● **What needs to be done**
Gather each line containing the string "background" from these entries.

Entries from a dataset
** START **

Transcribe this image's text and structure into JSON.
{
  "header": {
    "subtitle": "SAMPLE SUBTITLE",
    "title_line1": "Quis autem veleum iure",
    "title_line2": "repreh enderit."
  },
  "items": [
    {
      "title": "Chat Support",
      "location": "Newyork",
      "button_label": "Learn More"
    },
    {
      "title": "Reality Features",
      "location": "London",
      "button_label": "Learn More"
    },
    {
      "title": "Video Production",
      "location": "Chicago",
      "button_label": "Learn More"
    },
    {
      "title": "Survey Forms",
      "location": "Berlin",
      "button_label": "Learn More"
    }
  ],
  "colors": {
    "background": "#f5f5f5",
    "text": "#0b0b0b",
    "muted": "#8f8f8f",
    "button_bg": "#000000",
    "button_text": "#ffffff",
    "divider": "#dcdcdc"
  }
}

** END **
** START **

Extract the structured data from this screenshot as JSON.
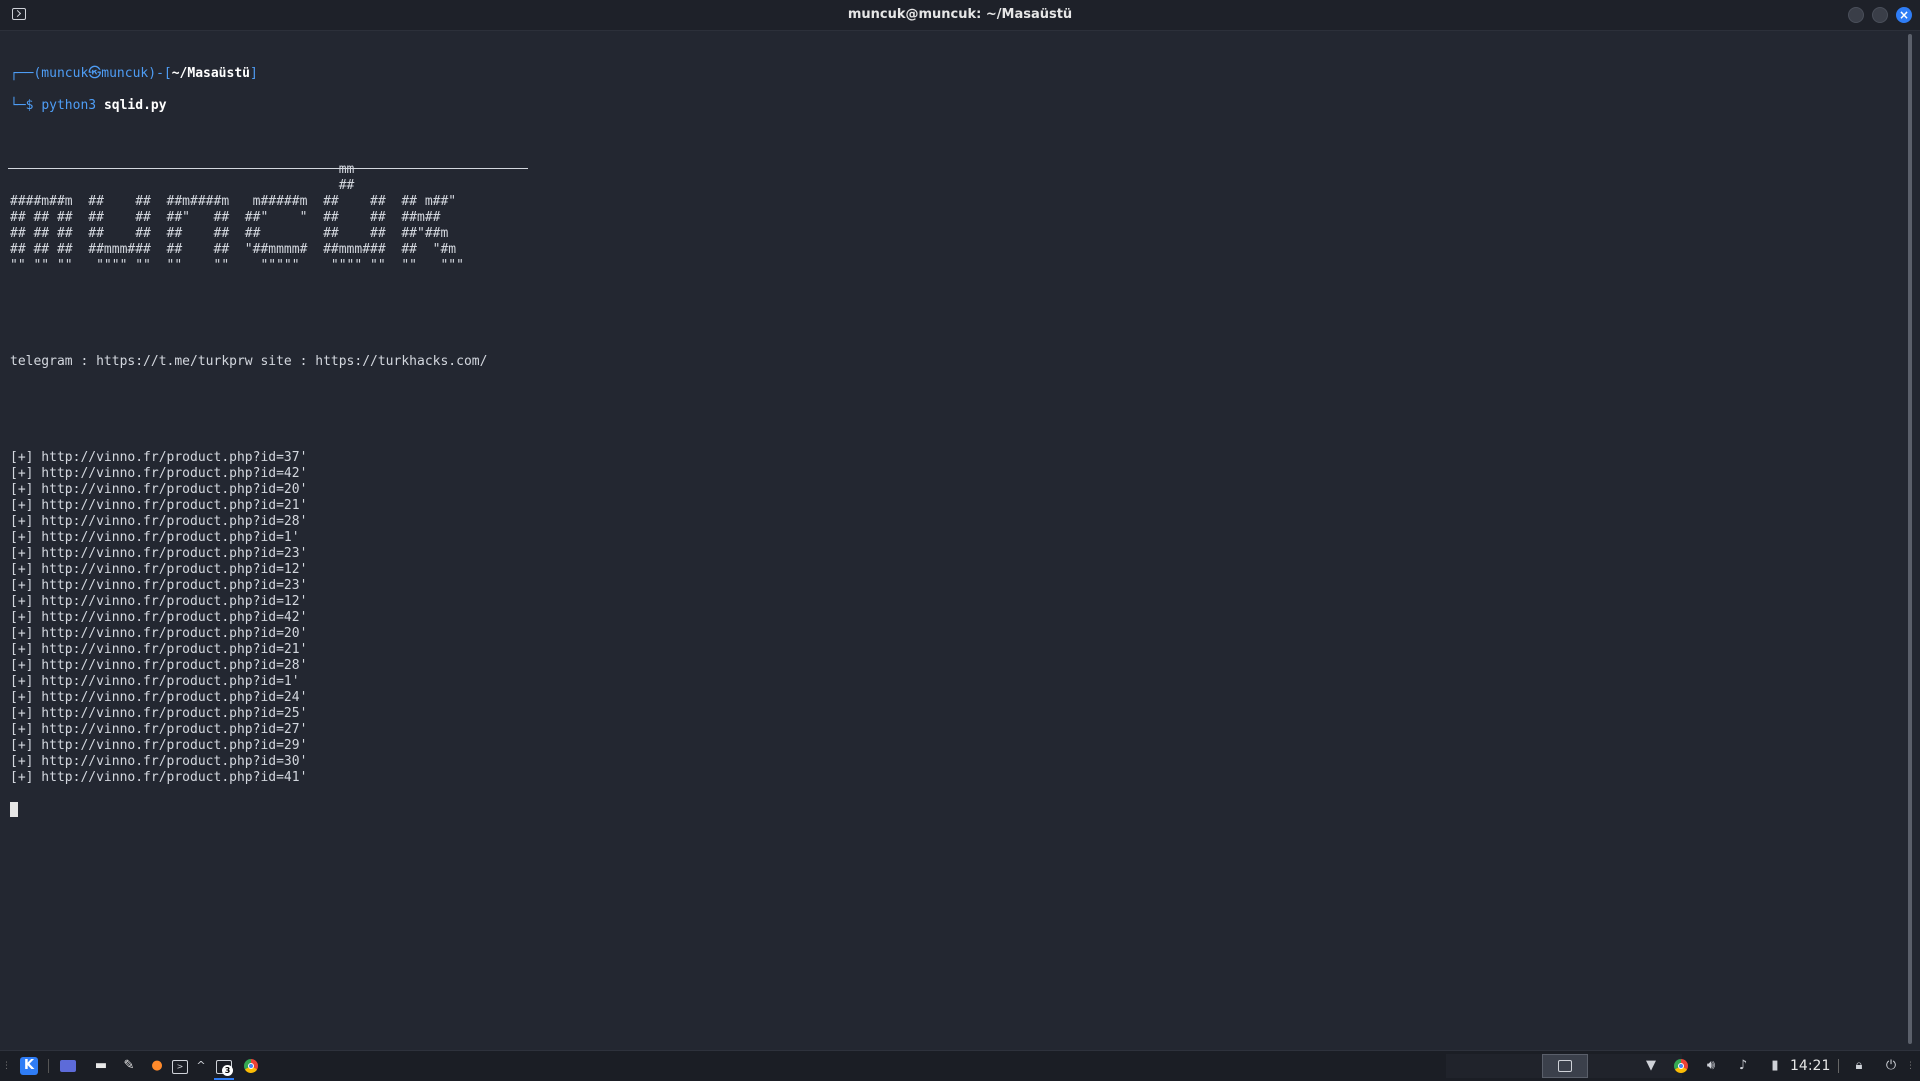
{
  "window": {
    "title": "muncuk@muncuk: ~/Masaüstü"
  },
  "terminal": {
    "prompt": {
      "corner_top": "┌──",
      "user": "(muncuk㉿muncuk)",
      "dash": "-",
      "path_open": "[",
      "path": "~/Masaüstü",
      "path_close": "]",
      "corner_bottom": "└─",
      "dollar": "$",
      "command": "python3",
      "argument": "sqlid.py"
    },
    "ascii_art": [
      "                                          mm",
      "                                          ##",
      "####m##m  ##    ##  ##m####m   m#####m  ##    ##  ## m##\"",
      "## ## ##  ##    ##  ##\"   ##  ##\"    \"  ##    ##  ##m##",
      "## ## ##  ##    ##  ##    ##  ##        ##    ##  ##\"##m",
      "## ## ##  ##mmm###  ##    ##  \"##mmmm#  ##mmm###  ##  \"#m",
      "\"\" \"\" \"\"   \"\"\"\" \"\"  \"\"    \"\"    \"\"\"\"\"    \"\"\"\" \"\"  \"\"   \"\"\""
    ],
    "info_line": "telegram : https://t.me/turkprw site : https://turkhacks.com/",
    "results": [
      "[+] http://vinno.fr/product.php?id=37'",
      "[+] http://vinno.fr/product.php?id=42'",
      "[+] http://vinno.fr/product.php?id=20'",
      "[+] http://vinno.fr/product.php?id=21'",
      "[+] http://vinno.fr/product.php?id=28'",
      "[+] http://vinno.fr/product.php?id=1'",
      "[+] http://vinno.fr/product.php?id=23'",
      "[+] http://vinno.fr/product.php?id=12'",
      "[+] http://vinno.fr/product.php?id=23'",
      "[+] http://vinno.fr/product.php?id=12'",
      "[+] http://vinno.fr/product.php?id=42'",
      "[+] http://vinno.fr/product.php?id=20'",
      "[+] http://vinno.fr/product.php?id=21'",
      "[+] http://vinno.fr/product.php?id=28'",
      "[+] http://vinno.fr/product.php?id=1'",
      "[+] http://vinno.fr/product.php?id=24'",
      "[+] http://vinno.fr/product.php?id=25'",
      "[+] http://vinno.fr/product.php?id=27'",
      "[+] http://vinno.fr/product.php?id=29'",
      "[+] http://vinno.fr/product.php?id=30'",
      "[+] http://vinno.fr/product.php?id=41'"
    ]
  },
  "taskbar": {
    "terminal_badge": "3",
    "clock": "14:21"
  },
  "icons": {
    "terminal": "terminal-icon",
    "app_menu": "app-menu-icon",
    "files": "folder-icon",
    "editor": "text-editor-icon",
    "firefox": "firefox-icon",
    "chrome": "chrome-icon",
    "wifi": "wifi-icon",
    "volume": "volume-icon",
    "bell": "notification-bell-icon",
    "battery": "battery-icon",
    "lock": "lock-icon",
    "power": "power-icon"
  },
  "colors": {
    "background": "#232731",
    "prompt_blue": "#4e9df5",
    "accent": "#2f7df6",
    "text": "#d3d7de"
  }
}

** END **

● **Task response**
    "background": "#f5f5f5",
    "background": "#232731",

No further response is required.